• ページ抜粋
通販よりも伝えて欲しいものオーマイニュース

 7月16日、朝日新聞(西部13版)の1面は、橋田正城記者による署名入りの記事を載せていました。「総務省 広告に苦情増で BS新規参入分 通販番組量制限の方針」と言う、トップ扱いの記事です。

 わが家にはケーブルテレビが入っていて、衛星系のチャンネルをよく見ています。民放BSもよく見ていますが、通販が多いことを気にしていただけに、橋田記者が伝えた総務省の方針に同調したいとは思っています。しかし、今になってどうして、総務省がこうした方針をとらなければいけないのでしょうか?

 民放に欠かせないコマーシャルはともかく、今回の規制の話が出た背景には、「通販番組が多過ぎる」と言う苦情の数々がありそうです。

 総務省が、有料放送を行っているWOWOWやスターチャンネルを除く民放BS各社の番組表を元に調べたところ、その放送時間の4割から6割は、通販番組だったことがわかりました。

• 提示された行
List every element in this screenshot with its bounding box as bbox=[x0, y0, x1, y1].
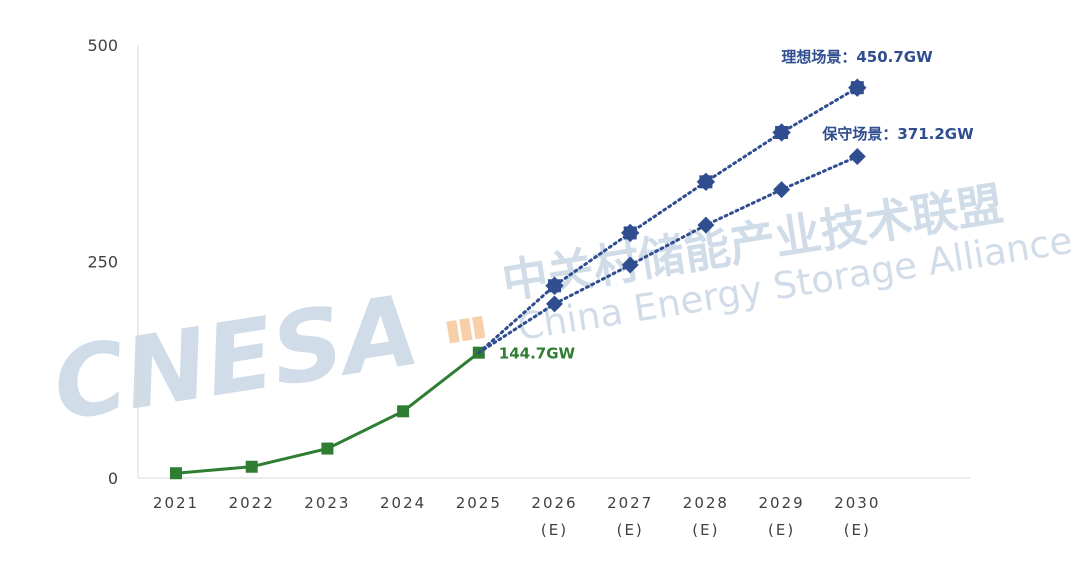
data-point-conservative bbox=[546, 295, 563, 313]
x-tick-sublabel: (E) bbox=[692, 521, 719, 539]
marker-diamond bbox=[848, 78, 867, 97]
data-point-actual bbox=[245, 460, 258, 473]
x-tick-label: 2024 bbox=[380, 494, 426, 512]
axes: 0 250 500 2021 2022 2023 2024 2025 2026 (E) 2027 (E… bbox=[87, 36, 970, 539]
watermark-logo-stripes bbox=[446, 315, 486, 344]
data-point-ideal bbox=[772, 123, 791, 142]
watermark: CNESA 中关村储能产业技术联盟 China Energy Storage A… bbox=[46, 176, 1075, 443]
x-tick-sublabel: (E) bbox=[768, 521, 795, 539]
annotation-layer: 144.7GW 理想场景：450.7GW 保守场景：371.2GW bbox=[499, 48, 974, 363]
x-tick-label: 2023 bbox=[304, 494, 350, 512]
x-tick-label: 2022 bbox=[229, 494, 275, 512]
x-tick-label: 2021 bbox=[153, 494, 199, 512]
x-tick-sublabel: (E) bbox=[541, 521, 568, 539]
x-tick-label: 2025 bbox=[456, 494, 502, 512]
annotation-conservative: 保守场景：371.2GW bbox=[821, 125, 974, 143]
data-point-actual bbox=[397, 405, 410, 418]
marker-diamond bbox=[696, 172, 716, 192]
y-tick-label: 500 bbox=[87, 36, 118, 55]
series-layer bbox=[170, 78, 867, 480]
x-tick-label: 2030 bbox=[834, 494, 880, 512]
x-tick-sublabel: (E) bbox=[617, 521, 644, 539]
data-point-ideal bbox=[545, 276, 564, 295]
series-line-ideal bbox=[477, 86, 859, 355]
marker-diamond bbox=[772, 123, 791, 142]
x-tick-label: 2029 bbox=[759, 494, 805, 512]
annotation-actual: 144.7GW bbox=[499, 345, 576, 363]
data-point-ideal bbox=[621, 223, 640, 243]
data-point-ideal bbox=[696, 172, 716, 192]
data-point-conservative bbox=[848, 148, 866, 166]
data-point-actual bbox=[321, 442, 334, 455]
data-point-conservative bbox=[621, 256, 639, 274]
annotation-ideal: 理想场景：450.7GW bbox=[781, 48, 933, 66]
marker-diamond bbox=[621, 223, 640, 243]
y-tick-label: 0 bbox=[108, 469, 118, 488]
x-tick-label: 2026 bbox=[531, 494, 577, 512]
data-point-conservative bbox=[773, 181, 791, 199]
series-line-conservative bbox=[477, 155, 859, 355]
data-point-ideal bbox=[848, 78, 867, 97]
x-tick-label: 2027 bbox=[607, 494, 653, 512]
data-point-actual bbox=[170, 467, 182, 480]
x-tick-sublabel: (E) bbox=[844, 521, 871, 539]
watermark-logo: CNESA bbox=[46, 274, 427, 444]
y-tick-label: 250 bbox=[87, 253, 118, 272]
data-point-conservative bbox=[697, 216, 715, 234]
marker-diamond bbox=[545, 276, 564, 295]
x-tick-label: 2028 bbox=[683, 494, 729, 512]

• 課題の説明
ページ抜粋のうち、「通販よりも伝えて欲しいものオーマイニュース」から「う苦情の数々がありそうです。」までを、両端の語句も含めて一字一句たがえずに書き写しなさい。

• 解答例
通販よりも伝えて欲しいものオーマイニュース

 7月16日、朝日新聞(西部13版)の1面は、橋田正城記者による署名入りの記事を載せていました。「総務省 広告に苦情増で BS新規参入分 通販番組量制限の方針」と言う、トップ扱いの記事です。

 わが家にはケーブルテレビが入っていて、衛星系のチャンネルをよく見ています。民放BSもよく見ていますが、通販が多いことを気にしていただけに、橋田記者が伝えた総務省の方針に同調したいとは思っています。しかし、今になってどうして、総務省がこうした方針をとらなければいけないのでしょうか?

 民放に欠かせないコマーシャルはともかく、今回の規制の話が出た背景には、「通販番組が多過ぎる」と言う苦情の数々がありそうです。